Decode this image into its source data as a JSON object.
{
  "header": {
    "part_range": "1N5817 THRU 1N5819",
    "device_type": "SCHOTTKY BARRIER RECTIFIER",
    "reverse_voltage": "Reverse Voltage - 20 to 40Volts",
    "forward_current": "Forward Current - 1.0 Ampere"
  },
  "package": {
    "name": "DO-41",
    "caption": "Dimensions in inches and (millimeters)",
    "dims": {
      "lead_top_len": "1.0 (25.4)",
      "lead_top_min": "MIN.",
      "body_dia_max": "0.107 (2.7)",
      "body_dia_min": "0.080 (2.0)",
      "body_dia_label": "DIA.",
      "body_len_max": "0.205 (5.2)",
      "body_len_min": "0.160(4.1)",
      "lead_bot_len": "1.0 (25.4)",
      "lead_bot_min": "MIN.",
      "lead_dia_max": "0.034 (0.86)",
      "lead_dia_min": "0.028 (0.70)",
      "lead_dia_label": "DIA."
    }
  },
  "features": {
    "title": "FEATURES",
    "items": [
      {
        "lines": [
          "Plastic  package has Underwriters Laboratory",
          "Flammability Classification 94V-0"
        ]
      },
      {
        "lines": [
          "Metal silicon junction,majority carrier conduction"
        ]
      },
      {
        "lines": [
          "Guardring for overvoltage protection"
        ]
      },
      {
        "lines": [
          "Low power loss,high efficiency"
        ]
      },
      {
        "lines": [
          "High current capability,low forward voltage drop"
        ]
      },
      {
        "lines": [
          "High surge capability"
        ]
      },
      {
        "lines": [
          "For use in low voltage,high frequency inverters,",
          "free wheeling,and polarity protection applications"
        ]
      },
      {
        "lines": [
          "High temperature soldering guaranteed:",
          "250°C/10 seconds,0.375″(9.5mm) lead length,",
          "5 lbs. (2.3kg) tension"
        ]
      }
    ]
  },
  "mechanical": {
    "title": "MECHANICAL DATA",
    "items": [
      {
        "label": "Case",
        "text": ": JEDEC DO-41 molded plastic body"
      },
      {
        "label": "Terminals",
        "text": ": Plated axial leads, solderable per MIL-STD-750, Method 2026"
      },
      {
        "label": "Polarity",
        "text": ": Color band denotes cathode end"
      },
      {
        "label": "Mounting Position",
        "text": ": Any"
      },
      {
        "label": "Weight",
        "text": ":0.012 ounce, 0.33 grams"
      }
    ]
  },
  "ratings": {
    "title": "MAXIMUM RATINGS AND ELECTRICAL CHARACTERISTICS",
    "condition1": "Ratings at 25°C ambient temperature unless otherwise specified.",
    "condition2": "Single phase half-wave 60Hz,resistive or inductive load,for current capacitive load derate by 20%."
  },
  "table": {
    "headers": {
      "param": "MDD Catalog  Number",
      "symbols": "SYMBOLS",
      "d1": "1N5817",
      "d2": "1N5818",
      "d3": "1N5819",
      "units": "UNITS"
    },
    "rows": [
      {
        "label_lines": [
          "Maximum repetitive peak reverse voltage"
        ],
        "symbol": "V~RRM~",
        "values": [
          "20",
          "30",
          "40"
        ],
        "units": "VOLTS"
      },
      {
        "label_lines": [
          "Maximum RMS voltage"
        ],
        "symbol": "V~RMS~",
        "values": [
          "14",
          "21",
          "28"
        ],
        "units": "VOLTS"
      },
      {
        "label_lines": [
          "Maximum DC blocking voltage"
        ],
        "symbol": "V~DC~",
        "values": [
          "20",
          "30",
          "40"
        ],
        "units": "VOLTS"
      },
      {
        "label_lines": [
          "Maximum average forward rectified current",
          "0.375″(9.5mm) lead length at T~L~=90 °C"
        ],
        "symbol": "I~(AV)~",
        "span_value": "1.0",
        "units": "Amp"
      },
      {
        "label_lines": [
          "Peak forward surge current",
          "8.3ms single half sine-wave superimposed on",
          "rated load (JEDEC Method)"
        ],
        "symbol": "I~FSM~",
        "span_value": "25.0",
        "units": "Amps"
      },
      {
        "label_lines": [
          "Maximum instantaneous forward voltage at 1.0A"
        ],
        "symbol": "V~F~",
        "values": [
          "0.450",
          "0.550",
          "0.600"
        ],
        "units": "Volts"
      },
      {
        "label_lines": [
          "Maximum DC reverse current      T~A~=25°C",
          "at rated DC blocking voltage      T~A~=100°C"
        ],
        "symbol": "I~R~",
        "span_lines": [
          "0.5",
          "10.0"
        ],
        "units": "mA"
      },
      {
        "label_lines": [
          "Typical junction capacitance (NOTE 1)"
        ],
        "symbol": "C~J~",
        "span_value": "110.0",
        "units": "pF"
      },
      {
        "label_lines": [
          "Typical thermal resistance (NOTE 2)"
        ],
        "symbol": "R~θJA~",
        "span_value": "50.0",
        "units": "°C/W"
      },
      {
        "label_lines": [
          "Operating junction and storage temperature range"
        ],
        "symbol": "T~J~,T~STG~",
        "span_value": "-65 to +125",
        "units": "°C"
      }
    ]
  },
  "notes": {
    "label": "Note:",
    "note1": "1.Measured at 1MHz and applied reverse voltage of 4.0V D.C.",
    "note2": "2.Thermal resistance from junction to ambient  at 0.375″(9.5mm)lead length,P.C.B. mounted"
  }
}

DIRECTIONS FOR THIS TASK ::
Return the entries above exactly as they appear.

FULL SOLUTION ::
Decode this image into its source data as a JSON object.
{
  "header": {
    "part_range": "1N5817 THRU 1N5819",
    "device_type": "SCHOTTKY BARRIER RECTIFIER",
    "reverse_voltage": "Reverse Voltage - 20 to 40Volts",
    "forward_current": "Forward Current - 1.0 Ampere"
  },
  "package": {
    "name": "DO-41",
    "caption": "Dimensions in inches and (millimeters)",
    "dims": {
      "lead_top_len": "1.0 (25.4)",
      "lead_top_min": "MIN.",
      "body_dia_max": "0.107 (2.7)",
      "body_dia_min": "0.080 (2.0)",
      "body_dia_label": "DIA.",
      "body_len_max": "0.205 (5.2)",
      "body_len_min": "0.160(4.1)",
      "lead_bot_len": "1.0 (25.4)",
      "lead_bot_min": "MIN.",
      "lead_dia_max": "0.034 (0.86)",
      "lead_dia_min": "0.028 (0.70)",
      "lead_dia_label": "DIA."
    }
  },
  "features": {
    "title": "FEATURES",
    "items": [
      {
        "lines": [
          "Plastic  package has Underwriters Laboratory",
          "Flammability Classification 94V-0"
        ]
      },
      {
        "lines": [
          "Metal silicon junction,majority carrier conduction"
        ]
      },
      {
        "lines": [
          "Guardring for overvoltage protection"
        ]
      },
      {
        "lines": [
          "Low power loss,high efficiency"
        ]
      },
      {
        "lines": [
          "High current capability,low forward voltage drop"
        ]
      },
      {
        "lines": [
          "High surge capability"
        ]
      },
      {
        "lines": [
          "For use in low voltage,high frequency inverters,",
          "free wheeling,and polarity protection applications"
        ]
      },
      {
        "lines": [
          "High temperature soldering guaranteed:",
          "250°C/10 seconds,0.375″(9.5mm) lead length,",
          "5 lbs. (2.3kg) tension"
        ]
      }
    ]
  },
  "mechanical": {
    "title": "MECHANICAL DATA",
    "items": [
      {
        "label": "Case",
        "text": ": JEDEC DO-41 molded plastic body"
      },
      {
        "label": "Terminals",
        "text": ": Plated axial leads, solderable per MIL-STD-750, Method 2026"
      },
      {
        "label": "Polarity",
        "text": ": Color band denotes cathode end"
      },
      {
        "label": "Mounting Position",
        "text": ": Any"
      },
      {
        "label": "Weight",
        "text": ":0.012 ounce, 0.33 grams"
      }
    ]
  },
  "ratings": {
    "title": "MAXIMUM RATINGS AND ELECTRICAL CHARACTERISTICS",
    "condition1": "Ratings at 25°C ambient temperature unless otherwise specified.",
    "condition2": "Single phase half-wave 60Hz,resistive or inductive load,for current capacitive load derate by 20%."
  },
  "table": {
    "headers": {
      "param": "MDD Catalog  Number",
      "symbols": "SYMBOLS",
      "d1": "1N5817",
      "d2": "1N5818",
      "d3": "1N5819",
      "units": "UNITS"
    },
    "rows": [
      {
        "label_lines": [
          "Maximum repetitive peak reverse voltage"
        ],
        "symbol": "V~RRM~",
        "values": [
          "20",
          "30",
          "40"
        ],
        "units": "VOLTS"
      },
      {
        "label_lines": [
          "Maximum RMS voltage"
        ],
        "symbol": "V~RMS~",
        "values": [
          "14",
          "21",
          "28"
        ],
        "units": "VOLTS"
      },
      {
        "label_lines": [
          "Maximum DC blocking voltage"
        ],
        "symbol": "V~DC~",
        "values": [
          "20",
          "30",
          "40"
        ],
        "units": "VOLTS"
      },
      {
        "label_lines": [
          "Maximum average forward rectified current",
          "0.375″(9.5mm) lead length at T~L~=90 °C"
        ],
        "symbol": "I~(AV)~",
        "span_value": "1.0",
        "units": "Amp"
      },
      {
        "label_lines": [
          "Peak forward surge current",
          "8.3ms single half sine-wave superimposed on",
          "rated load (JEDEC Method)"
        ],
        "symbol": "I~FSM~",
        "span_value": "25.0",
        "units": "Amps"
      },
      {
        "label_lines": [
          "Maximum instantaneous forward voltage at 1.0A"
        ],
        "symbol": "V~F~",
        "values": [
          "0.450",
          "0.550",
          "0.600"
        ],
        "units": "Volts"
      },
      {
        "label_lines": [
          "Maximum DC reverse current      T~A~=25°C",
          "at rated DC blocking voltage      T~A~=100°C"
        ],
        "symbol": "I~R~",
        "span_lines": [
          "0.5",
          "10.0"
        ],
        "units": "mA"
      },
      {
        "label_lines": [
          "Typical junction capacitance (NOTE 1)"
        ],
        "symbol": "C~J~",
        "span_value": "110.0",
        "units": "pF"
      },
      {
        "label_lines": [
          "Typical thermal resistance (NOTE 2)"
        ],
        "symbol": "R~θJA~",
        "span_value": "50.0",
        "units": "°C/W"
      },
      {
        "label_lines": [
          "Operating junction and storage temperature range"
        ],
        "symbol": "T~J~,T~STG~",
        "span_value": "-65 to +125",
        "units": "°C"
      }
    ]
  },
  "notes": {
    "label": "Note:",
    "note1": "1.Measured at 1MHz and applied reverse voltage of 4.0V D.C.",
    "note2": "2.Thermal resistance from junction to ambient  at 0.375″(9.5mm)lead length,P.C.B. mounted"
  }
}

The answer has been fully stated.